-- Start --

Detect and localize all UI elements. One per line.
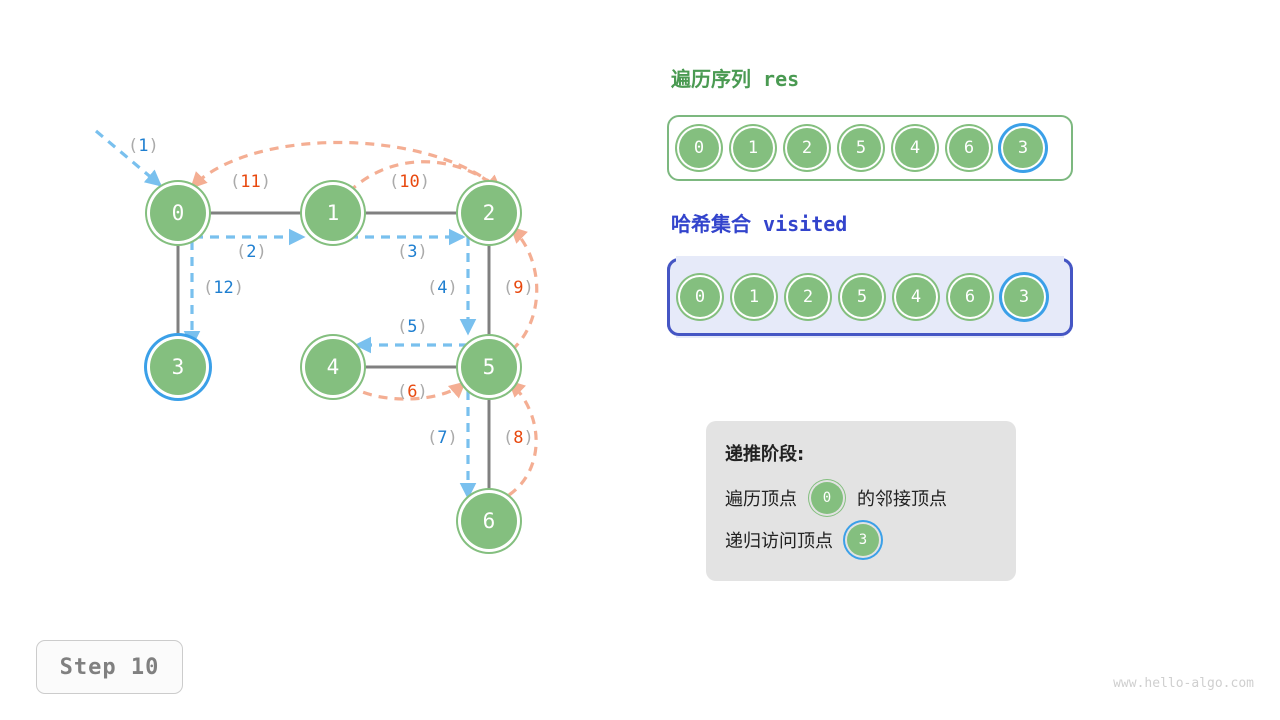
edge-step-label-5: (5): [397, 317, 428, 337]
edge-step-label-6: (6): [397, 382, 428, 402]
visited-chip[interactable]: 2: [788, 277, 828, 317]
paren-close: ): [418, 242, 428, 262]
res-chip[interactable]: 6: [949, 128, 989, 168]
info-heading: 递推阶段:: [725, 440, 1016, 466]
visited-title: 哈希集合 visited: [671, 208, 847, 237]
paren-open: (: [236, 242, 246, 262]
edge-step-label-8: (8): [503, 428, 534, 448]
graph-node-2[interactable]: 2: [461, 185, 517, 241]
paren-close: ): [261, 172, 271, 192]
slide-canvas: 0 1 2 3 4 5 6 (1) (11) (10) (2) (3) (12)…: [0, 0, 1280, 720]
info-line1-prefix: 遍历顶点: [725, 485, 797, 511]
paren-open: (: [503, 428, 513, 448]
node-label: 5: [483, 355, 496, 379]
edge-step-label-11: (11): [230, 172, 271, 192]
info-node-chip-3: 3: [847, 524, 879, 556]
step-number: 3: [407, 242, 417, 262]
graph-node-3[interactable]: 3: [150, 339, 206, 395]
step-number: 9: [513, 278, 523, 298]
step-number: 8: [513, 428, 523, 448]
graph-node-5[interactable]: 5: [461, 339, 517, 395]
step-number: 5: [407, 317, 417, 337]
paren-open: (: [397, 382, 407, 402]
edge-step-label-10: (10): [389, 172, 430, 192]
res-chip[interactable]: 0: [679, 128, 719, 168]
paren-close: ): [234, 278, 244, 298]
node-label: 4: [327, 355, 340, 379]
res-chip[interactable]: 2: [787, 128, 827, 168]
visited-chip-highlighted[interactable]: 3: [1004, 277, 1044, 317]
graph-node-4[interactable]: 4: [305, 339, 361, 395]
paren-close: ): [149, 136, 159, 156]
paren-open: (: [397, 242, 407, 262]
paren-open: (: [397, 317, 407, 337]
paren-close: ): [524, 428, 534, 448]
paren-open: (: [128, 136, 138, 156]
visited-chip[interactable]: 0: [680, 277, 720, 317]
node-label: 0: [172, 201, 185, 225]
paren-close: ): [448, 428, 458, 448]
paren-close: ): [448, 278, 458, 298]
edge-step-label-12: (12): [203, 278, 244, 298]
step-number: 7: [437, 428, 447, 448]
node-label: 2: [483, 201, 496, 225]
step-badge: Step 10: [36, 640, 183, 694]
graph-node-1[interactable]: 1: [305, 185, 361, 241]
box-edge-mask-top: [676, 256, 1064, 262]
step-number: 4: [437, 278, 447, 298]
paren-close: ): [524, 278, 534, 298]
graph-node-0[interactable]: 0: [150, 185, 206, 241]
phase-info-box: 递推阶段: 遍历顶点 0 的邻接顶点 递归访问顶点 3: [706, 421, 1016, 581]
step-number: 12: [213, 278, 233, 298]
step-number: 11: [240, 172, 260, 192]
res-chip[interactable]: 1: [733, 128, 773, 168]
graph-node-6[interactable]: 6: [461, 493, 517, 549]
edge-step-label-1: (1): [128, 136, 159, 156]
edge-step-label-3: (3): [397, 242, 428, 262]
paren-open: (: [503, 278, 513, 298]
res-chip[interactable]: 4: [895, 128, 935, 168]
edge-step-label-2: (2): [236, 242, 267, 262]
paren-open: (: [203, 278, 213, 298]
visited-chip[interactable]: 1: [734, 277, 774, 317]
paren-open: (: [427, 428, 437, 448]
res-sequence-box: 0 1 2 5 4 6 3: [667, 115, 1073, 181]
paren-close: ): [418, 382, 428, 402]
paren-close: ): [420, 172, 430, 192]
step-number: 10: [399, 172, 419, 192]
res-chip[interactable]: 5: [841, 128, 881, 168]
res-chip-highlighted[interactable]: 3: [1003, 128, 1043, 168]
info-line2-prefix: 递归访问顶点: [725, 527, 833, 553]
step-number: 2: [246, 242, 256, 262]
info-line-recurse: 递归访问顶点 3: [725, 524, 1016, 556]
visited-set-box: 0 1 2 5 4 6 3: [667, 258, 1073, 336]
visited-chip[interactable]: 4: [896, 277, 936, 317]
paren-close: ): [418, 317, 428, 337]
edge-step-label-9: (9): [503, 278, 534, 298]
paren-open: (: [427, 278, 437, 298]
visited-chip[interactable]: 5: [842, 277, 882, 317]
paren-open: (: [389, 172, 399, 192]
watermark: www.hello-algo.com: [1113, 676, 1254, 691]
step-number: 1: [138, 136, 148, 156]
graph-diagram: [0, 0, 660, 620]
edge-step-label-4: (4): [427, 278, 458, 298]
node-label: 6: [483, 509, 496, 533]
node-label: 1: [327, 201, 340, 225]
visited-chip[interactable]: 6: [950, 277, 990, 317]
box-edge-mask-bottom: [676, 332, 1064, 338]
paren-open: (: [230, 172, 240, 192]
node-label: 3: [172, 355, 185, 379]
step-number: 6: [407, 382, 417, 402]
paren-close: ): [257, 242, 267, 262]
edge-step-label-7: (7): [427, 428, 458, 448]
info-line-traverse: 遍历顶点 0 的邻接顶点: [725, 482, 1016, 514]
res-title: 遍历序列 res: [671, 63, 799, 92]
info-node-chip-0: 0: [811, 482, 843, 514]
info-line1-suffix: 的邻接顶点: [857, 485, 947, 511]
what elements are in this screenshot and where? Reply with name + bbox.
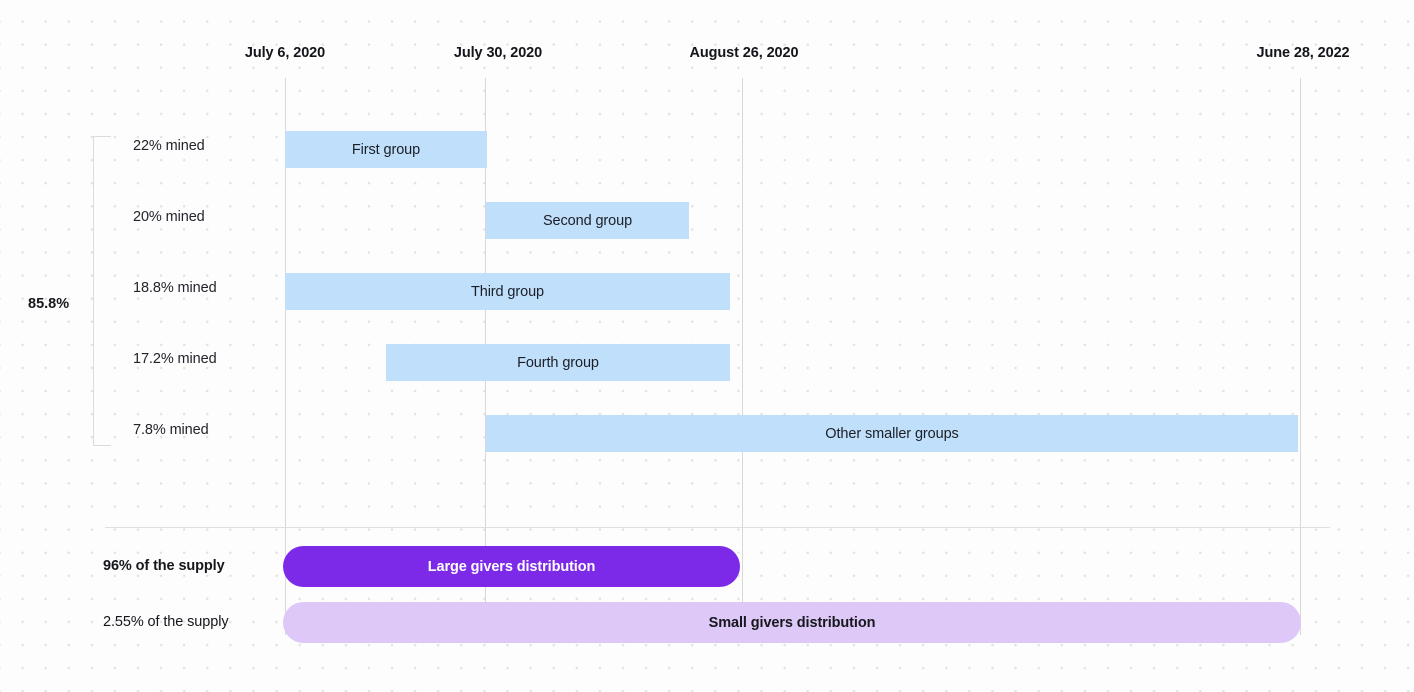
bar-label-second-group: Second group bbox=[543, 213, 632, 229]
gridline-june-28 bbox=[1300, 78, 1301, 635]
bar-label-third-group: Third group bbox=[471, 284, 544, 300]
axis-label-august-26: August 26, 2020 bbox=[690, 45, 799, 61]
axis-label-june-28: June 28, 2022 bbox=[1256, 45, 1349, 61]
bar-large-givers[interactable]: Large givers distribution bbox=[283, 546, 740, 587]
bar-small-givers[interactable]: Small givers distribution bbox=[283, 602, 1301, 643]
bar-label-large-givers: Large givers distribution bbox=[428, 559, 596, 575]
row-label-other-groups: 7.8% mined bbox=[133, 422, 209, 438]
bar-third-group[interactable]: Third group bbox=[285, 273, 730, 310]
row-label-first-group: 22% mined bbox=[133, 138, 205, 154]
bracket-total-label: 85.8% bbox=[28, 296, 69, 312]
row-label-third-group: 18.8% mined bbox=[133, 280, 217, 296]
bar-other-smaller-groups[interactable]: Other smaller groups bbox=[486, 415, 1298, 452]
row-label-large-givers: 96% of the supply bbox=[103, 558, 225, 574]
section-divider bbox=[105, 527, 1330, 528]
bar-second-group[interactable]: Second group bbox=[486, 202, 689, 239]
bar-label-first-group: First group bbox=[352, 142, 420, 158]
timeline-chart: July 6, 2020 July 30, 2020 August 26, 20… bbox=[0, 0, 1414, 692]
bar-first-group[interactable]: First group bbox=[285, 131, 487, 168]
bar-label-fourth-group: Fourth group bbox=[517, 355, 599, 371]
bar-label-small-givers: Small givers distribution bbox=[709, 615, 876, 631]
bar-fourth-group[interactable]: Fourth group bbox=[386, 344, 730, 381]
group-bracket bbox=[93, 136, 111, 446]
row-label-small-givers: 2.55% of the supply bbox=[103, 614, 228, 630]
bar-label-other-groups: Other smaller groups bbox=[825, 426, 958, 442]
row-label-second-group: 20% mined bbox=[133, 209, 205, 225]
axis-label-july-6: July 6, 2020 bbox=[245, 45, 325, 61]
gridline-august-26 bbox=[742, 78, 743, 635]
axis-label-july-30: July 30, 2020 bbox=[454, 45, 542, 61]
row-label-fourth-group: 17.2% mined bbox=[133, 351, 217, 367]
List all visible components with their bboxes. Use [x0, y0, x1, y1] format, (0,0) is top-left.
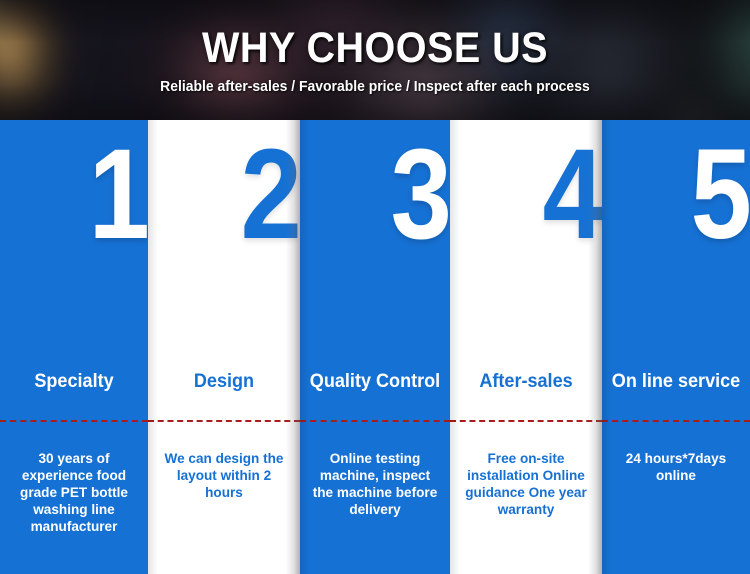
card-body-text: 30 years of experience food grade PET bo… [2, 450, 146, 535]
card-number: 3 [390, 136, 450, 254]
banner-text-block: WHY CHOOSE US Reliable after-sales / Fav… [0, 0, 750, 120]
feature-card-specialty[interactable]: 1 Specialty 30 years of experience food … [0, 120, 148, 574]
card-body-text: Online testing machine, inspect the mach… [302, 450, 448, 518]
feature-card-after-sales[interactable]: 4 After-sales Free on-site installation … [450, 120, 602, 574]
page-title: WHY CHOOSE US [202, 27, 548, 70]
card-number: 4 [542, 136, 602, 254]
feature-cards-row: 1 Specialty 30 years of experience food … [0, 120, 750, 574]
card-divider [300, 420, 450, 422]
header-banner: WHY CHOOSE US Reliable after-sales / Fav… [0, 0, 750, 120]
card-divider [148, 420, 300, 422]
card-heading: After-sales [454, 372, 598, 391]
card-heading: Quality Control [304, 372, 447, 391]
card-number: 1 [88, 136, 148, 254]
card-divider [602, 420, 750, 422]
feature-card-quality-control[interactable]: 3 Quality Control Online testing machine… [300, 120, 450, 574]
page-subtitle: Reliable after-sales / Favorable price /… [160, 79, 590, 94]
card-heading: Specialty [4, 372, 145, 391]
feature-card-online-service[interactable]: 5 On line service 24 hours*7days online [602, 120, 750, 574]
card-body-text: Free on-site installation Online guidanc… [452, 450, 599, 518]
card-body-text: 24 hours*7days online [604, 450, 748, 484]
card-heading: On line service [606, 372, 747, 391]
card-divider [0, 420, 148, 422]
card-divider [450, 420, 602, 422]
card-body-text: We can design the layout within 2 hours [150, 450, 297, 501]
card-heading: Design [152, 372, 296, 391]
card-number: 2 [240, 136, 300, 254]
feature-card-design[interactable]: 2 Design We can design the layout within… [148, 120, 300, 574]
card-number: 5 [690, 136, 750, 254]
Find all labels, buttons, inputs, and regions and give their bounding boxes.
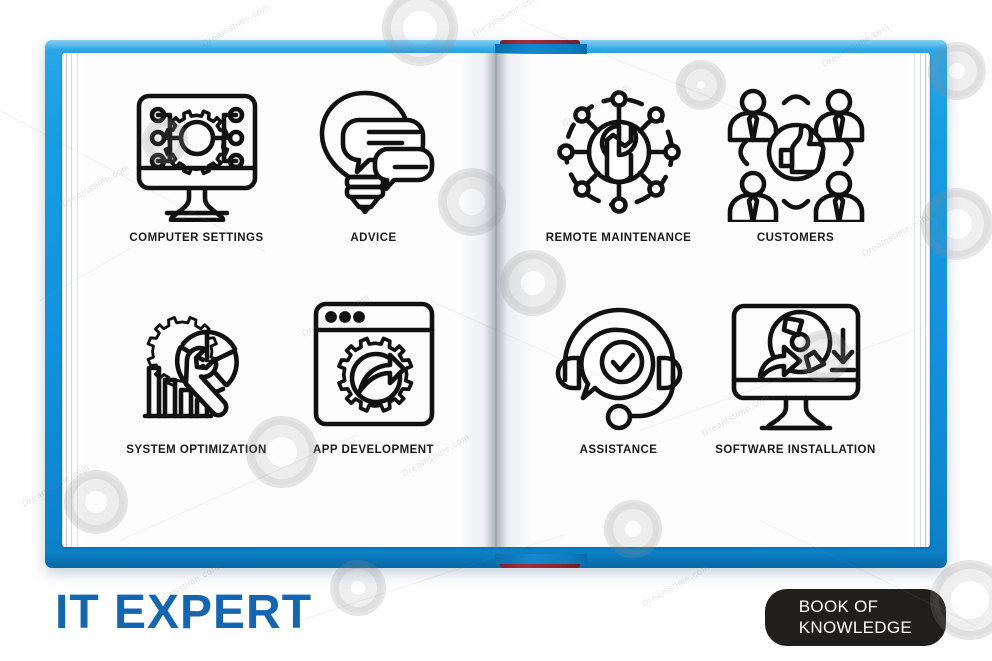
icon-cell-advice[interactable]: ADVICE (285, 77, 462, 289)
badge-line-1: BOOK OF (799, 597, 879, 616)
book-spread: COMPUTER SETTINGS (62, 53, 930, 547)
icon-label: COMPUTER SETTINGS (129, 231, 263, 246)
icon-cell-customers[interactable]: CUSTOMERS (707, 77, 884, 289)
icon-label: REMOTE MAINTENANCE (546, 231, 691, 246)
monitor-gear-icon (122, 77, 272, 227)
lightbulb-chat-icon (299, 77, 449, 227)
badge-line-2: KNOWLEDGE (799, 617, 912, 638)
monitor-disc-download-icon (721, 289, 871, 439)
icon-label: ASSISTANCE (580, 443, 658, 458)
spine-accent-blue-bottom (495, 554, 587, 564)
icon-label: APP DEVELOPMENT (313, 443, 434, 458)
gear-wrench-chart-icon (122, 289, 272, 439)
book-pages: COMPUTER SETTINGS (62, 53, 930, 547)
headset-check-icon (544, 289, 694, 439)
open-book: COMPUTER SETTINGS (45, 40, 947, 568)
left-page: COMPUTER SETTINGS (62, 53, 496, 547)
network-wrench-icon (544, 77, 694, 227)
icon-cell-system-optimization[interactable]: SYSTEM OPTIMIZATION (108, 289, 285, 501)
left-page-grid: COMPUTER SETTINGS (62, 77, 496, 501)
icon-cell-remote-maintenance[interactable]: REMOTE MAINTENANCE (530, 77, 707, 289)
right-page: REMOTE MAINTENANCE (496, 53, 930, 547)
icon-cell-app-development[interactable]: APP DEVELOPMENT (285, 289, 462, 501)
icon-label: CUSTOMERS (757, 231, 834, 246)
icon-cell-software-installation[interactable]: SOFTWARE INSTALLATION (707, 289, 884, 501)
people-thumbsup-icon (721, 77, 871, 227)
icon-label: SOFTWARE INSTALLATION (715, 443, 875, 458)
book-of-knowledge-badge[interactable]: BOOK OF KNOWLEDGE (765, 589, 946, 646)
icon-cell-assistance[interactable]: ASSISTANCE (530, 289, 707, 501)
page-title: IT EXPERT (55, 587, 312, 639)
icon-cell-computer-settings[interactable]: COMPUTER SETTINGS (108, 77, 285, 289)
footer: IT EXPERT BOOK OF KNOWLEDGE (0, 575, 992, 661)
right-page-grid: REMOTE MAINTENANCE (496, 77, 930, 501)
watermark-text: Dreamstime.com (470, 0, 541, 39)
browser-gear-arrow-icon (299, 289, 449, 439)
icon-label: SYSTEM OPTIMIZATION (126, 443, 267, 458)
icon-label: ADVICE (350, 231, 396, 246)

-- End --

Copy the lines of the listing word for word, starting at the line containing "icon-cell-advice[interactable]: ADVICE (285, 77, 462, 289)" and ending at the line containing "network-wrench-icon (544, 77, 694, 227)", with both of those lines included.

icon-cell-advice[interactable]: ADVICE (285, 77, 462, 289)
badge-line-1: BOOK OF (799, 597, 879, 616)
book-spread: COMPUTER SETTINGS (62, 53, 930, 547)
icon-label: COMPUTER SETTINGS (129, 231, 263, 246)
icon-cell-customers[interactable]: CUSTOMERS (707, 77, 884, 289)
icon-label: REMOTE MAINTENANCE (546, 231, 691, 246)
monitor-gear-icon (122, 77, 272, 227)
lightbulb-chat-icon (299, 77, 449, 227)
badge-line-2: KNOWLEDGE (799, 617, 912, 638)
monitor-disc-download-icon (721, 289, 871, 439)
icon-label: ASSISTANCE (580, 443, 658, 458)
spine-accent-blue-bottom (495, 554, 587, 564)
icon-label: APP DEVELOPMENT (313, 443, 434, 458)
gear-wrench-chart-icon (122, 289, 272, 439)
book-pages: COMPUTER SETTINGS (62, 53, 930, 547)
headset-check-icon (544, 289, 694, 439)
open-book: COMPUTER SETTINGS (45, 40, 947, 568)
left-page: COMPUTER SETTINGS (62, 53, 496, 547)
network-wrench-icon (544, 77, 694, 227)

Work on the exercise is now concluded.